Extracted data entries:
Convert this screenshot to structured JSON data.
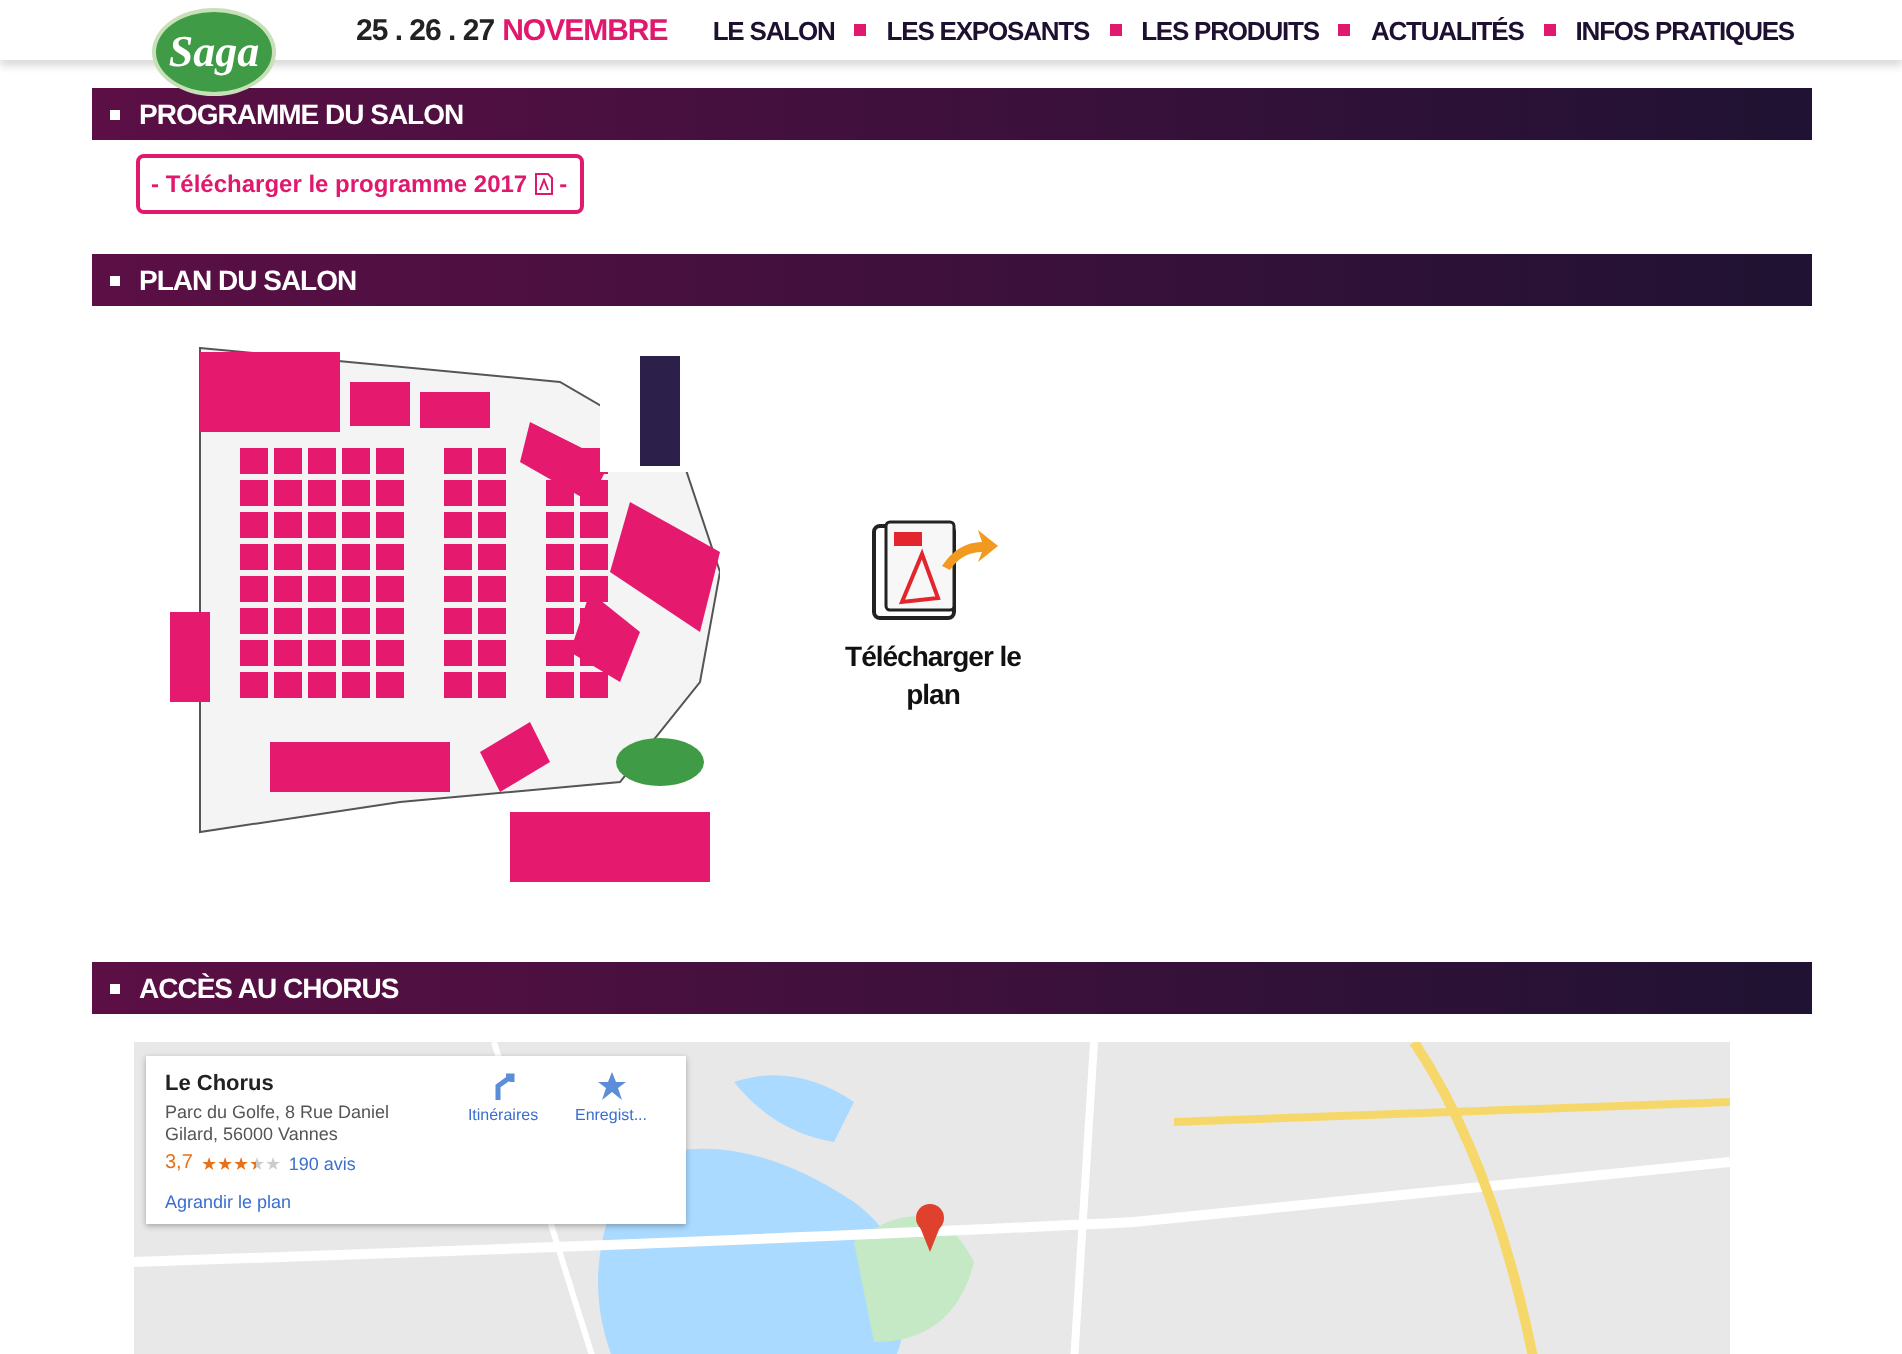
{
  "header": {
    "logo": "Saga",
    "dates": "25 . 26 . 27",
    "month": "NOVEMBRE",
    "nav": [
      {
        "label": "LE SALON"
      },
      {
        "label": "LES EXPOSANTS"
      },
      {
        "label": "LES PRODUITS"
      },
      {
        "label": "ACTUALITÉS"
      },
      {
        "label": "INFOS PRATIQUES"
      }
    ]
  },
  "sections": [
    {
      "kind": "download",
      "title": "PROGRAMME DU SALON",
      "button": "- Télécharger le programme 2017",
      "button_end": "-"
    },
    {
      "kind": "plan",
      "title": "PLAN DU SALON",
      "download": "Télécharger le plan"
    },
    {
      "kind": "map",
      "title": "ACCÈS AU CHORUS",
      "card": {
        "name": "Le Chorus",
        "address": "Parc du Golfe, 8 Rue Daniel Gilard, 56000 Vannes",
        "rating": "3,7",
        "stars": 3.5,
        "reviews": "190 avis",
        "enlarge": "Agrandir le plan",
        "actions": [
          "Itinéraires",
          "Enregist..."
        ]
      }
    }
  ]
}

▶ What you have to do: Leave the pictures out and write out every entry exactly as given.

▶ Exercise result:
Convert this screenshot to structured JSON data.
{
  "header": {
    "logo": "Saga",
    "dates": "25 . 26 . 27",
    "month": "NOVEMBRE",
    "nav": [
      {
        "label": "LE SALON"
      },
      {
        "label": "LES EXPOSANTS"
      },
      {
        "label": "LES PRODUITS"
      },
      {
        "label": "ACTUALITÉS"
      },
      {
        "label": "INFOS PRATIQUES"
      }
    ]
  },
  "sections": [
    {
      "kind": "download",
      "title": "PROGRAMME DU SALON",
      "button": "- Télécharger le programme 2017",
      "button_end": "-"
    },
    {
      "kind": "plan",
      "title": "PLAN DU SALON",
      "download": "Télécharger le plan"
    },
    {
      "kind": "map",
      "title": "ACCÈS AU CHORUS",
      "card": {
        "name": "Le Chorus",
        "address": "Parc du Golfe, 8 Rue Daniel Gilard, 56000 Vannes",
        "rating": "3,7",
        "stars": 3.5,
        "reviews": "190 avis",
        "enlarge": "Agrandir le plan",
        "actions": [
          "Itinéraires",
          "Enregist..."
        ]
      }
    }
  ]
}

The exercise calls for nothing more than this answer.